■ **Direction**
Print the listing that follows, character for character.

■ **Supplied entries**
________________
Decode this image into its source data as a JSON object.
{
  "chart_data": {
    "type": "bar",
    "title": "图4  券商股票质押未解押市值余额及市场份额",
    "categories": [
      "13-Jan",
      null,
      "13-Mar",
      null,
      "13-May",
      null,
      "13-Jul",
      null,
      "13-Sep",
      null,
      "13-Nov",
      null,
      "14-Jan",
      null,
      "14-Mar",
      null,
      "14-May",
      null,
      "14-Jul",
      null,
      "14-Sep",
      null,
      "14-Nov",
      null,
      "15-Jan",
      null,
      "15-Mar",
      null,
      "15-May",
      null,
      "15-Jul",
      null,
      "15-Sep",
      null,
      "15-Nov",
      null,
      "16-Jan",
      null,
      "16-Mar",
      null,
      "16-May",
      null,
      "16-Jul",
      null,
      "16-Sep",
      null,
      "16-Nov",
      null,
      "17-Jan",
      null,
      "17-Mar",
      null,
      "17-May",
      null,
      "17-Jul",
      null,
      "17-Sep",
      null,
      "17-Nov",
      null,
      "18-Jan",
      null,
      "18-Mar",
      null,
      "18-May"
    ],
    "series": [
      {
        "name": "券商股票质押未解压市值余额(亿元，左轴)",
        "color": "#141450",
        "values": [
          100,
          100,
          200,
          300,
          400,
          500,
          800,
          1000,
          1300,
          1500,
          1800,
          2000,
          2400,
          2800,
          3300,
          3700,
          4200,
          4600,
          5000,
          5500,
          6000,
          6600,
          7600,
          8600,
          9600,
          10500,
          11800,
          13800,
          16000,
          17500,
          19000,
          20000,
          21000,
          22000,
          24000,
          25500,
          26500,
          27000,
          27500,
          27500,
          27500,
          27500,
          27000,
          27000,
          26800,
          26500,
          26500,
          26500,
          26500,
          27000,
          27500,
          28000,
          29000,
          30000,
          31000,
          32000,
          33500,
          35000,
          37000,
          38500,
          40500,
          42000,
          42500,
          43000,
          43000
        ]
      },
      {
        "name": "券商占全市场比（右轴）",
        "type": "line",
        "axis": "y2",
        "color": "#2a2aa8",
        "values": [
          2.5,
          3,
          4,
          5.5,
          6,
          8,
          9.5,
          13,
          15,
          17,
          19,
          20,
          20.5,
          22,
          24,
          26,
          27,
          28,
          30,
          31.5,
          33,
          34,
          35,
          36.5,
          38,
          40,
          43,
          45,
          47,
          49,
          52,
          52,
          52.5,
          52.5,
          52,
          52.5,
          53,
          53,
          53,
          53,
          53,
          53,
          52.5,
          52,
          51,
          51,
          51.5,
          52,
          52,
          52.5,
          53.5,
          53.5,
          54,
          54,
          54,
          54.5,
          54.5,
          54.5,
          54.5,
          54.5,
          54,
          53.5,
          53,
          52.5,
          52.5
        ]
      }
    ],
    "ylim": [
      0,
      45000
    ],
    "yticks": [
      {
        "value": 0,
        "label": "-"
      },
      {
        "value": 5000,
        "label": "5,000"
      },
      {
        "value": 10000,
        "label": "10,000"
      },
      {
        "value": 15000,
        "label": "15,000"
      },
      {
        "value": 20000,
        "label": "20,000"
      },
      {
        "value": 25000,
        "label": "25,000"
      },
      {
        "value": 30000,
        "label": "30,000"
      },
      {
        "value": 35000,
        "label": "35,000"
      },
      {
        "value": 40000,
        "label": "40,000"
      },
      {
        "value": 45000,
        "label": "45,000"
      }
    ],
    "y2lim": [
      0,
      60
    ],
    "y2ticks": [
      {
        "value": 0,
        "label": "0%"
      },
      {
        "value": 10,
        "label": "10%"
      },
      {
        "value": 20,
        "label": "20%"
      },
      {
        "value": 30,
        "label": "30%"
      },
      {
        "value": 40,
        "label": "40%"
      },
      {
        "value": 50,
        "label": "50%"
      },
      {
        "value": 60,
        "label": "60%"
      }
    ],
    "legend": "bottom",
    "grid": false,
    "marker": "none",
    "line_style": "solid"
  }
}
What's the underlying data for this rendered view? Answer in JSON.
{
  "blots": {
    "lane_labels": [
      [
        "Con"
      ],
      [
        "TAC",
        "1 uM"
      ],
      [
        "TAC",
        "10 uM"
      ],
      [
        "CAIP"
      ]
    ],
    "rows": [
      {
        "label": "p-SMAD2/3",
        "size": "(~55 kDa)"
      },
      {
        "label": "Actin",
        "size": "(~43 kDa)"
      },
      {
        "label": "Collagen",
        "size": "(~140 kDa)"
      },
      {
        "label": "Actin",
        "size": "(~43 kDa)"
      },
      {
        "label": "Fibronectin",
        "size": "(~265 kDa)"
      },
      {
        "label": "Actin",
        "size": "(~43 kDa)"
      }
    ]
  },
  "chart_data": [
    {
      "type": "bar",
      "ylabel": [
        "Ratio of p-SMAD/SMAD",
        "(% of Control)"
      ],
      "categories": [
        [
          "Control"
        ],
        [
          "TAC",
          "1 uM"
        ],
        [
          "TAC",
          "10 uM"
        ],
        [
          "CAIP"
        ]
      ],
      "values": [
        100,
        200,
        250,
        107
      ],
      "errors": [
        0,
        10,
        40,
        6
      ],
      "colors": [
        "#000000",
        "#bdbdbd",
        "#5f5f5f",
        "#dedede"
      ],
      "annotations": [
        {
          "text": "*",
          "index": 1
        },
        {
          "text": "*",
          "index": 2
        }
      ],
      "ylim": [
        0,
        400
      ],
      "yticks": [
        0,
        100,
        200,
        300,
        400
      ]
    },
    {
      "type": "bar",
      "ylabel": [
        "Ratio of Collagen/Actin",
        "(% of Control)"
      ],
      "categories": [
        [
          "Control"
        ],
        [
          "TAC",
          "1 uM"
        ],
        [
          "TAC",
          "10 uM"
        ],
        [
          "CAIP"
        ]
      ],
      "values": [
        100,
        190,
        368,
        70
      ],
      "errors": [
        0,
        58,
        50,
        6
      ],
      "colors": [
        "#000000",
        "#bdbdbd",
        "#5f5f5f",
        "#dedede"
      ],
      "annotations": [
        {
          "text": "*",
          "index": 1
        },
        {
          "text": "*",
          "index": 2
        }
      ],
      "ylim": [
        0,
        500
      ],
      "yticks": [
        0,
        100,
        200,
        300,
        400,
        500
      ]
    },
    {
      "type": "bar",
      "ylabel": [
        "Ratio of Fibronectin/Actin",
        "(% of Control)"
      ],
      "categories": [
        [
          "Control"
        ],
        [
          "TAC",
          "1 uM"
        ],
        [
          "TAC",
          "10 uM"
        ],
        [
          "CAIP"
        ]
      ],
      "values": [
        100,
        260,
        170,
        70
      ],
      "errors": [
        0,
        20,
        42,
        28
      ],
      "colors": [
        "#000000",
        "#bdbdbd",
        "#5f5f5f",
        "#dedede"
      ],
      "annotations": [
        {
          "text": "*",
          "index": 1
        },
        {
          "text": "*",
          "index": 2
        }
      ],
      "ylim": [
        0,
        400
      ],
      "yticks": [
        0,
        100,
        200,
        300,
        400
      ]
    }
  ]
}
________________
■ **Result of the exercise**
Decode this image into its source data as a JSON object.
{
  "chart_data": {
    "type": "bar",
    "title": "图4  券商股票质押未解押市值余额及市场份额",
    "categories": [
      "13-Jan",
      null,
      "13-Mar",
      null,
      "13-May",
      null,
      "13-Jul",
      null,
      "13-Sep",
      null,
      "13-Nov",
      null,
      "14-Jan",
      null,
      "14-Mar",
      null,
      "14-May",
      null,
      "14-Jul",
      null,
      "14-Sep",
      null,
      "14-Nov",
      null,
      "15-Jan",
      null,
      "15-Mar",
      null,
      "15-May",
      null,
      "15-Jul",
      null,
      "15-Sep",
      null,
      "15-Nov",
      null,
      "16-Jan",
      null,
      "16-Mar",
      null,
      "16-May",
      null,
      "16-Jul",
      null,
      "16-Sep",
      null,
      "16-Nov",
      null,
      "17-Jan",
      null,
      "17-Mar",
      null,
      "17-May",
      null,
      "17-Jul",
      null,
      "17-Sep",
      null,
      "17-Nov",
      null,
      "18-Jan",
      null,
      "18-Mar",
      null,
      "18-May"
    ],
    "series": [
      {
        "name": "券商股票质押未解压市值余额(亿元，左轴)",
        "color": "#141450",
        "values": [
          100,
          100,
          200,
          300,
          400,
          500,
          800,
          1000,
          1300,
          1500,
          1800,
          2000,
          2400,
          2800,
          3300,
          3700,
          4200,
          4600,
          5000,
          5500,
          6000,
          6600,
          7600,
          8600,
          9600,
          10500,
          11800,
          13800,
          16000,
          17500,
          19000,
          20000,
          21000,
          22000,
          24000,
          25500,
          26500,
          27000,
          27500,
          27500,
          27500,
          27500,
          27000,
          27000,
          26800,
          26500,
          26500,
          26500,
          26500,
          27000,
          27500,
          28000,
          29000,
          30000,
          31000,
          32000,
          33500,
          35000,
          37000,
          38500,
          40500,
          42000,
          42500,
          43000,
          43000
        ]
      },
      {
        "name": "券商占全市场比（右轴）",
        "type": "line",
        "axis": "y2",
        "color": "#2a2aa8",
        "values": [
          2.5,
          3,
          4,
          5.5,
          6,
          8,
          9.5,
          13,
          15,
          17,
          19,
          20,
          20.5,
          22,
          24,
          26,
          27,
          28,
          30,
          31.5,
          33,
          34,
          35,
          36.5,
          38,
          40,
          43,
          45,
          47,
          49,
          52,
          52,
          52.5,
          52.5,
          52,
          52.5,
          53,
          53,
          53,
          53,
          53,
          53,
          52.5,
          52,
          51,
          51,
          51.5,
          52,
          52,
          52.5,
          53.5,
          53.5,
          54,
          54,
          54,
          54.5,
          54.5,
          54.5,
          54.5,
          54.5,
          54,
          53.5,
          53,
          52.5,
          52.5
        ]
      }
    ],
    "ylim": [
      0,
      45000
    ],
    "yticks": [
      {
        "value": 0,
        "label": "-"
      },
      {
        "value": 5000,
        "label": "5,000"
      },
      {
        "value": 10000,
        "label": "10,000"
      },
      {
        "value": 15000,
        "label": "15,000"
      },
      {
        "value": 20000,
        "label": "20,000"
      },
      {
        "value": 25000,
        "label": "25,000"
      },
      {
        "value": 30000,
        "label": "30,000"
      },
      {
        "value": 35000,
        "label": "35,000"
      },
      {
        "value": 40000,
        "label": "40,000"
      },
      {
        "value": 45000,
        "label": "45,000"
      }
    ],
    "y2lim": [
      0,
      60
    ],
    "y2ticks": [
      {
        "value": 0,
        "label": "0%"
      },
      {
        "value": 10,
        "label": "10%"
      },
      {
        "value": 20,
        "label": "20%"
      },
      {
        "value": 30,
        "label": "30%"
      },
      {
        "value": 40,
        "label": "40%"
      },
      {
        "value": 50,
        "label": "50%"
      },
      {
        "value": 60,
        "label": "60%"
      }
    ],
    "legend": "bottom",
    "grid": false,
    "marker": "none",
    "line_style": "solid"
  }
}
What's the underlying data for this rendered view? Answer in JSON.
{
  "blots": {
    "lane_labels": [
      [
        "Con"
      ],
      [
        "TAC",
        "1 uM"
      ],
      [
        "TAC",
        "10 uM"
      ],
      [
        "CAIP"
      ]
    ],
    "rows": [
      {
        "label": "p-SMAD2/3",
        "size": "(~55 kDa)"
      },
      {
        "label": "Actin",
        "size": "(~43 kDa)"
      },
      {
        "label": "Collagen",
        "size": "(~140 kDa)"
      },
      {
        "label": "Actin",
        "size": "(~43 kDa)"
      },
      {
        "label": "Fibronectin",
        "size": "(~265 kDa)"
      },
      {
        "label": "Actin",
        "size": "(~43 kDa)"
      }
    ]
  },
  "chart_data": [
    {
      "type": "bar",
      "ylabel": [
        "Ratio of p-SMAD/SMAD",
        "(% of Control)"
      ],
      "categories": [
        [
          "Control"
        ],
        [
          "TAC",
          "1 uM"
        ],
        [
          "TAC",
          "10 uM"
        ],
        [
          "CAIP"
        ]
      ],
      "values": [
        100,
        200,
        250,
        107
      ],
      "errors": [
        0,
        10,
        40,
        6
      ],
      "colors": [
        "#000000",
        "#bdbdbd",
        "#5f5f5f",
        "#dedede"
      ],
      "annotations": [
        {
          "text": "*",
          "index": 1
        },
        {
          "text": "*",
          "index": 2
        }
      ],
      "ylim": [
        0,
        400
      ],
      "yticks": [
        0,
        100,
        200,
        300,
        400
      ]
    },
    {
      "type": "bar",
      "ylabel": [
        "Ratio of Collagen/Actin",
        "(% of Control)"
      ],
      "categories": [
        [
          "Control"
        ],
        [
          "TAC",
          "1 uM"
        ],
        [
          "TAC",
          "10 uM"
        ],
        [
          "CAIP"
        ]
      ],
      "values": [
        100,
        190,
        368,
        70
      ],
      "errors": [
        0,
        58,
        50,
        6
      ],
      "colors": [
        "#000000",
        "#bdbdbd",
        "#5f5f5f",
        "#dedede"
      ],
      "annotations": [
        {
          "text": "*",
          "index": 1
        },
        {
          "text": "*",
          "index": 2
        }
      ],
      "ylim": [
        0,
        500
      ],
      "yticks": [
        0,
        100,
        200,
        300,
        400,
        500
      ]
    },
    {
      "type": "bar",
      "ylabel": [
        "Ratio of Fibronectin/Actin",
        "(% of Control)"
      ],
      "categories": [
        [
          "Control"
        ],
        [
          "TAC",
          "1 uM"
        ],
        [
          "TAC",
          "10 uM"
        ],
        [
          "CAIP"
        ]
      ],
      "values": [
        100,
        260,
        170,
        70
      ],
      "errors": [
        0,
        20,
        42,
        28
      ],
      "colors": [
        "#000000",
        "#bdbdbd",
        "#5f5f5f",
        "#dedede"
      ],
      "annotations": [
        {
          "text": "*",
          "index": 1
        },
        {
          "text": "*",
          "index": 2
        }
      ],
      "ylim": [
        0,
        400
      ],
      "yticks": [
        0,
        100,
        200,
        300,
        400
      ]
    }
  ]
}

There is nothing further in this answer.